* [INSTRUCTIONS FOR THE TASK] Write the material out again, line by line, exactly as it is.

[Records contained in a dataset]
==========

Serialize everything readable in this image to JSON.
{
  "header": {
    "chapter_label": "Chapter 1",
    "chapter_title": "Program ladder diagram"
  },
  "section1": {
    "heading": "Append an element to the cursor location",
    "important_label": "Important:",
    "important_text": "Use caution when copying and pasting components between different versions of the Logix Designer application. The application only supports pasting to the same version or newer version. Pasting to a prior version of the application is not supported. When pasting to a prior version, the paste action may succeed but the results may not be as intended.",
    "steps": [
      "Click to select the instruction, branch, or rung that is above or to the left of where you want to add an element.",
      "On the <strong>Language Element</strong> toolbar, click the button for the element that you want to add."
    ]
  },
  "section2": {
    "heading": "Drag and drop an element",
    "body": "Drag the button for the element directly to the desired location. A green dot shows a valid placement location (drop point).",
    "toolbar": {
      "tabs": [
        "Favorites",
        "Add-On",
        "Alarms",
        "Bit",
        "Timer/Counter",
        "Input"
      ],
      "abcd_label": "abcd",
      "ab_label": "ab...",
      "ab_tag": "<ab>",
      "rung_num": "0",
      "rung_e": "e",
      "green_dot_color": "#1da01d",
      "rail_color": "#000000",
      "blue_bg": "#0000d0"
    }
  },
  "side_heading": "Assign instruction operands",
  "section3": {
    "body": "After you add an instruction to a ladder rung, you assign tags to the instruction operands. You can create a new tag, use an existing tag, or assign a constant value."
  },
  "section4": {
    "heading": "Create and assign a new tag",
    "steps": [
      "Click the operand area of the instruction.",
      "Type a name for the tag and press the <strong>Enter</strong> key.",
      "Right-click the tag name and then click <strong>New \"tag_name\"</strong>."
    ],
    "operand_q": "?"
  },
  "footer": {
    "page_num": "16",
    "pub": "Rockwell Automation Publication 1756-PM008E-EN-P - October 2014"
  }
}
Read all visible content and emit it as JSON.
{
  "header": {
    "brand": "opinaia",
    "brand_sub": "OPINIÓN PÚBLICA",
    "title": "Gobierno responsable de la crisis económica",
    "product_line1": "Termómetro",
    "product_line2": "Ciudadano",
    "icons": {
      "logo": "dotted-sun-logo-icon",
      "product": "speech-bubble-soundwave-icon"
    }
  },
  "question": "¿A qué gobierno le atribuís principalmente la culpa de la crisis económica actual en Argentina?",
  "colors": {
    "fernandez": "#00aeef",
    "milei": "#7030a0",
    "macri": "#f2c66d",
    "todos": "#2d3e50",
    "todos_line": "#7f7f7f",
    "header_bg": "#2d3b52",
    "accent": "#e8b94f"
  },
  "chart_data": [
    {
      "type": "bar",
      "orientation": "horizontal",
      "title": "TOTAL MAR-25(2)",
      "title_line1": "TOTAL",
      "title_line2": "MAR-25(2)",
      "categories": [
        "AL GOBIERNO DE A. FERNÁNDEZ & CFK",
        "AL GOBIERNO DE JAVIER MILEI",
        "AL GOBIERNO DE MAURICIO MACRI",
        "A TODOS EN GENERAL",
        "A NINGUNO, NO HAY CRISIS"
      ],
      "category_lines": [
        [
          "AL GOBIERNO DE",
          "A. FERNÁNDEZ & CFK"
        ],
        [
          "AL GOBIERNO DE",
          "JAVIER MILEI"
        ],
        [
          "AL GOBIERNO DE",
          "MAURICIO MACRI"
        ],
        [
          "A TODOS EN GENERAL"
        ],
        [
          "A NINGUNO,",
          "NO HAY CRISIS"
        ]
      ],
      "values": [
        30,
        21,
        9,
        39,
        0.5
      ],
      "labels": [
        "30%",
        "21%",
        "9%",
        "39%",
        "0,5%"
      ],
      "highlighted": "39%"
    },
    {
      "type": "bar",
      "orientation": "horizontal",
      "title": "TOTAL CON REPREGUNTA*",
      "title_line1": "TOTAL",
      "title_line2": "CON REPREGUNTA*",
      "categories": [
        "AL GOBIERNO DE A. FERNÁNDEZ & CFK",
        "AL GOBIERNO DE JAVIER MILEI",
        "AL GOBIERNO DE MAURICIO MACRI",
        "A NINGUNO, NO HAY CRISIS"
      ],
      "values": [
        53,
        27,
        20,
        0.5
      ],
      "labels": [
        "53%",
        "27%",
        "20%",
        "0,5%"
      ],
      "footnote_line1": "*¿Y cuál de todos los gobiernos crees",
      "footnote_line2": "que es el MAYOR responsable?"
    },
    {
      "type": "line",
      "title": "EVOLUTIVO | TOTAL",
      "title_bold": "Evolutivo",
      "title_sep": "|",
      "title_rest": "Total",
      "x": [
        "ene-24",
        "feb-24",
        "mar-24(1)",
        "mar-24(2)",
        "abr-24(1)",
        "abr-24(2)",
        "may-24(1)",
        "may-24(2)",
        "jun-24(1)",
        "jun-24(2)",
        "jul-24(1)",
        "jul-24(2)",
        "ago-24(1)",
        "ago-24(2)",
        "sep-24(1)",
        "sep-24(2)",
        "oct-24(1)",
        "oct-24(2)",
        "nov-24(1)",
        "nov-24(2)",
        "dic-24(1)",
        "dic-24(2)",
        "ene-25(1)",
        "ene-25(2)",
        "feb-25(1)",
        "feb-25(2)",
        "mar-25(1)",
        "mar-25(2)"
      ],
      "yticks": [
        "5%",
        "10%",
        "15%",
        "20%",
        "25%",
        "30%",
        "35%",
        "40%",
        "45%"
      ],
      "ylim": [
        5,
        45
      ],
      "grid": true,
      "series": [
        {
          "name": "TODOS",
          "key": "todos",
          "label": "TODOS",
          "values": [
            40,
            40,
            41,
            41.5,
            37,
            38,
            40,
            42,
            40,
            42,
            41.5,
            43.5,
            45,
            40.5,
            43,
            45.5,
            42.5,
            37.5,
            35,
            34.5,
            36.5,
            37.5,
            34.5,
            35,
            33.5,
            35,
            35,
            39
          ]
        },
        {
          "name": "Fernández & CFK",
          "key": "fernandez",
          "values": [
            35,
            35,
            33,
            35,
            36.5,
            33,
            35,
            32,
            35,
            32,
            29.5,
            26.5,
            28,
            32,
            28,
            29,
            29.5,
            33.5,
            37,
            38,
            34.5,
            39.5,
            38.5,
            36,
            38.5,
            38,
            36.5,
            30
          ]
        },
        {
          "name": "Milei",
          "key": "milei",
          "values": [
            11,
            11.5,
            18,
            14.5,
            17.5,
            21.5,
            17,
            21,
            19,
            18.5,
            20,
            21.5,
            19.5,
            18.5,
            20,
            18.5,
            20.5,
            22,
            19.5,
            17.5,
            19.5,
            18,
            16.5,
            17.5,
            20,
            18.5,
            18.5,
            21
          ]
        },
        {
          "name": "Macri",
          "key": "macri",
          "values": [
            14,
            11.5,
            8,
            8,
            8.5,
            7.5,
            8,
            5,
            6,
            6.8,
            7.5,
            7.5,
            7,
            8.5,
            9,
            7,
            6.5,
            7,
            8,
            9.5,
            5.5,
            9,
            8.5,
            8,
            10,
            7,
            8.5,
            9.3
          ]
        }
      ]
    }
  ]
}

==========

* [RESPONSE TO THIS TASK]
Serialize everything readable in this image to JSON.
{
  "header": {
    "chapter_label": "Chapter 1",
    "chapter_title": "Program ladder diagram"
  },
  "section1": {
    "heading": "Append an element to the cursor location",
    "important_label": "Important:",
    "important_text": "Use caution when copying and pasting components between different versions of the Logix Designer application. The application only supports pasting to the same version or newer version. Pasting to a prior version of the application is not supported. When pasting to a prior version, the paste action may succeed but the results may not be as intended.",
    "steps": [
      "Click to select the instruction, branch, or rung that is above or to the left of where you want to add an element.",
      "On the <strong>Language Element</strong> toolbar, click the button for the element that you want to add."
    ]
  },
  "section2": {
    "heading": "Drag and drop an element",
    "body": "Drag the button for the element directly to the desired location. A green dot shows a valid placement location (drop point).",
    "toolbar": {
      "tabs": [
        "Favorites",
        "Add-On",
        "Alarms",
        "Bit",
        "Timer/Counter",
        "Input"
      ],
      "abcd_label": "abcd",
      "ab_label": "ab...",
      "ab_tag": "<ab>",
      "rung_num": "0",
      "rung_e": "e",
      "green_dot_color": "#1da01d",
      "rail_color": "#000000",
      "blue_bg": "#0000d0"
    }
  },
  "side_heading": "Assign instruction operands",
  "section3": {
    "body": "After you add an instruction to a ladder rung, you assign tags to the instruction operands. You can create a new tag, use an existing tag, or assign a constant value."
  },
  "section4": {
    "heading": "Create and assign a new tag",
    "steps": [
      "Click the operand area of the instruction.",
      "Type a name for the tag and press the <strong>Enter</strong> key.",
      "Right-click the tag name and then click <strong>New \"tag_name\"</strong>."
    ],
    "operand_q": "?"
  },
  "footer": {
    "page_num": "16",
    "pub": "Rockwell Automation Publication 1756-PM008E-EN-P - October 2014"
  }
}
Read all visible content and emit it as JSON.
{
  "header": {
    "brand": "opinaia",
    "brand_sub": "OPINIÓN PÚBLICA",
    "title": "Gobierno responsable de la crisis económica",
    "product_line1": "Termómetro",
    "product_line2": "Ciudadano",
    "icons": {
      "logo": "dotted-sun-logo-icon",
      "product": "speech-bubble-soundwave-icon"
    }
  },
  "question": "¿A qué gobierno le atribuís principalmente la culpa de la crisis económica actual en Argentina?",
  "colors": {
    "fernandez": "#00aeef",
    "milei": "#7030a0",
    "macri": "#f2c66d",
    "todos": "#2d3e50",
    "todos_line": "#7f7f7f",
    "header_bg": "#2d3b52",
    "accent": "#e8b94f"
  },
  "chart_data": [
    {
      "type": "bar",
      "orientation": "horizontal",
      "title": "TOTAL MAR-25(2)",
      "title_line1": "TOTAL",
      "title_line2": "MAR-25(2)",
      "categories": [
        "AL GOBIERNO DE A. FERNÁNDEZ & CFK",
        "AL GOBIERNO DE JAVIER MILEI",
        "AL GOBIERNO DE MAURICIO MACRI",
        "A TODOS EN GENERAL",
        "A NINGUNO, NO HAY CRISIS"
      ],
      "category_lines": [
        [
          "AL GOBIERNO DE",
          "A. FERNÁNDEZ & CFK"
        ],
        [
          "AL GOBIERNO DE",
          "JAVIER MILEI"
        ],
        [
          "AL GOBIERNO DE",
          "MAURICIO MACRI"
        ],
        [
          "A TODOS EN GENERAL"
        ],
        [
          "A NINGUNO,",
          "NO HAY CRISIS"
        ]
      ],
      "values": [
        30,
        21,
        9,
        39,
        0.5
      ],
      "labels": [
        "30%",
        "21%",
        "9%",
        "39%",
        "0,5%"
      ],
      "highlighted": "39%"
    },
    {
      "type": "bar",
      "orientation": "horizontal",
      "title": "TOTAL CON REPREGUNTA*",
      "title_line1": "TOTAL",
      "title_line2": "CON REPREGUNTA*",
      "categories": [
        "AL GOBIERNO DE A. FERNÁNDEZ & CFK",
        "AL GOBIERNO DE JAVIER MILEI",
        "AL GOBIERNO DE MAURICIO MACRI",
        "A NINGUNO, NO HAY CRISIS"
      ],
      "values": [
        53,
        27,
        20,
        0.5
      ],
      "labels": [
        "53%",
        "27%",
        "20%",
        "0,5%"
      ],
      "footnote_line1": "*¿Y cuál de todos los gobiernos crees",
      "footnote_line2": "que es el MAYOR responsable?"
    },
    {
      "type": "line",
      "title": "EVOLUTIVO | TOTAL",
      "title_bold": "Evolutivo",
      "title_sep": "|",
      "title_rest": "Total",
      "x": [
        "ene-24",
        "feb-24",
        "mar-24(1)",
        "mar-24(2)",
        "abr-24(1)",
        "abr-24(2)",
        "may-24(1)",
        "may-24(2)",
        "jun-24(1)",
        "jun-24(2)",
        "jul-24(1)",
        "jul-24(2)",
        "ago-24(1)",
        "ago-24(2)",
        "sep-24(1)",
        "sep-24(2)",
        "oct-24(1)",
        "oct-24(2)",
        "nov-24(1)",
        "nov-24(2)",
        "dic-24(1)",
        "dic-24(2)",
        "ene-25(1)",
        "ene-25(2)",
        "feb-25(1)",
        "feb-25(2)",
        "mar-25(1)",
        "mar-25(2)"
      ],
      "yticks": [
        "5%",
        "10%",
        "15%",
        "20%",
        "25%",
        "30%",
        "35%",
        "40%",
        "45%"
      ],
      "ylim": [
        5,
        45
      ],
      "grid": true,
      "series": [
        {
          "name": "TODOS",
          "key": "todos",
          "label": "TODOS",
          "values": [
            40,
            40,
            41,
            41.5,
            37,
            38,
            40,
            42,
            40,
            42,
            41.5,
            43.5,
            45,
            40.5,
            43,
            45.5,
            42.5,
            37.5,
            35,
            34.5,
            36.5,
            37.5,
            34.5,
            35,
            33.5,
            35,
            35,
            39
          ]
        },
        {
          "name": "Fernández & CFK",
          "key": "fernandez",
          "values": [
            35,
            35,
            33,
            35,
            36.5,
            33,
            35,
            32,
            35,
            32,
            29.5,
            26.5,
            28,
            32,
            28,
            29,
            29.5,
            33.5,
            37,
            38,
            34.5,
            39.5,
            38.5,
            36,
            38.5,
            38,
            36.5,
            30
          ]
        },
        {
          "name": "Milei",
          "key": "milei",
          "values": [
            11,
            11.5,
            18,
            14.5,
            17.5,
            21.5,
            17,
            21,
            19,
            18.5,
            20,
            21.5,
            19.5,
            18.5,
            20,
            18.5,
            20.5,
            22,
            19.5,
            17.5,
            19.5,
            18,
            16.5,
            17.5,
            20,
            18.5,
            18.5,
            21
          ]
        },
        {
          "name": "Macri",
          "key": "macri",
          "values": [
            14,
            11.5,
            8,
            8,
            8.5,
            7.5,
            8,
            5,
            6,
            6.8,
            7.5,
            7.5,
            7,
            8.5,
            9,
            7,
            6.5,
            7,
            8,
            9.5,
            5.5,
            9,
            8.5,
            8,
            10,
            7,
            8.5,
            9.3
          ]
        }
      ]
    }
  ]
}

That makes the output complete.